WHAT TO WORK ON> Find how many lines of the records below contain the word "Amoxicilina" and write that number by itself.

TASK INPUTS>
----------

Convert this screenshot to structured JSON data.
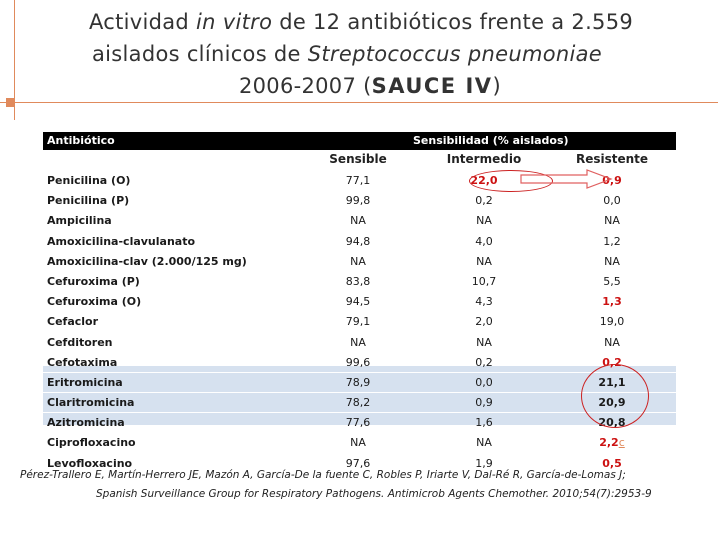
{
  "title": {
    "line1_a": "Actividad ",
    "line1_b": "in vitro",
    "line1_c": " de 12 antibióticos frente a 2.559",
    "line2_a": "aislados clínicos de ",
    "line2_b": "Streptococcus pneumoniae",
    "line3_a": "2006-2007 (",
    "line3_b": "SAUCE IV",
    "line3_c": ")"
  },
  "table": {
    "header_antibiotic": "Antibiótico",
    "header_sensitivity": "Sensibilidad  (% aislados)",
    "subheaders": [
      "Sensible",
      "Intermedio",
      "Resistente"
    ],
    "rows": [
      {
        "name": "Penicilina (O)",
        "values": [
          "77,1",
          "22,0",
          "0,9"
        ]
      },
      {
        "name": "Penicilina (P)",
        "values": [
          "99,8",
          "0,2",
          "0,0"
        ]
      },
      {
        "name": "Ampicilina",
        "values": [
          "NA",
          "NA",
          "NA"
        ]
      },
      {
        "name": "Amoxicilina-clavulanato",
        "values": [
          "94,8",
          "4,0",
          "1,2"
        ]
      },
      {
        "name": "Amoxicilina-clav (2.000/125 mg)",
        "values": [
          "NA",
          "NA",
          "NA"
        ]
      },
      {
        "name": "Cefuroxima (P)",
        "values": [
          "83,8",
          "10,7",
          "5,5"
        ]
      },
      {
        "name": "Cefuroxima (O)",
        "values": [
          "94,5",
          "4,3",
          "1,3"
        ]
      },
      {
        "name": "Cefaclor",
        "values": [
          "79,1",
          "2,0",
          "19,0"
        ]
      },
      {
        "name": "Cefditoren",
        "values": [
          "NA",
          "NA",
          "NA"
        ]
      },
      {
        "name": "Cefotaxima",
        "values": [
          "99,6",
          "0,2",
          "0,2"
        ]
      },
      {
        "name": "Eritromicina",
        "values": [
          "78,9",
          "0,0",
          "21,1"
        ]
      },
      {
        "name": "Claritromicina",
        "values": [
          "78,2",
          "0,9",
          "20,9"
        ]
      },
      {
        "name": "Azitromicina",
        "values": [
          "77,6",
          "1,6",
          "20,8"
        ]
      },
      {
        "name": "Ciprofloxacino",
        "values": [
          "NA",
          "NA",
          "2,2"
        ]
      },
      {
        "name": "Levofloxacino",
        "values": [
          "97,6",
          "1,9",
          "0,5"
        ]
      }
    ],
    "marker": "c"
  },
  "citation": {
    "line1": "Pérez-Trallero E, Martín-Herrero JE, Mazón A, García-De la fuente C, Robles P, Iriarte V, Dal-Ré R, García-de-Lomas J;",
    "line2": "Spanish Surveillance Group for Respiratory Pathogens. Antimicrob Agents Chemother. 2010;54(7):2953-9"
  },
  "colors": {
    "accent_orange": "#e08a5c",
    "highlight_red": "#cc1111",
    "row_shade": "#d6e1ef"
  }
}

----------

ANSWER TO THIS TASK> 2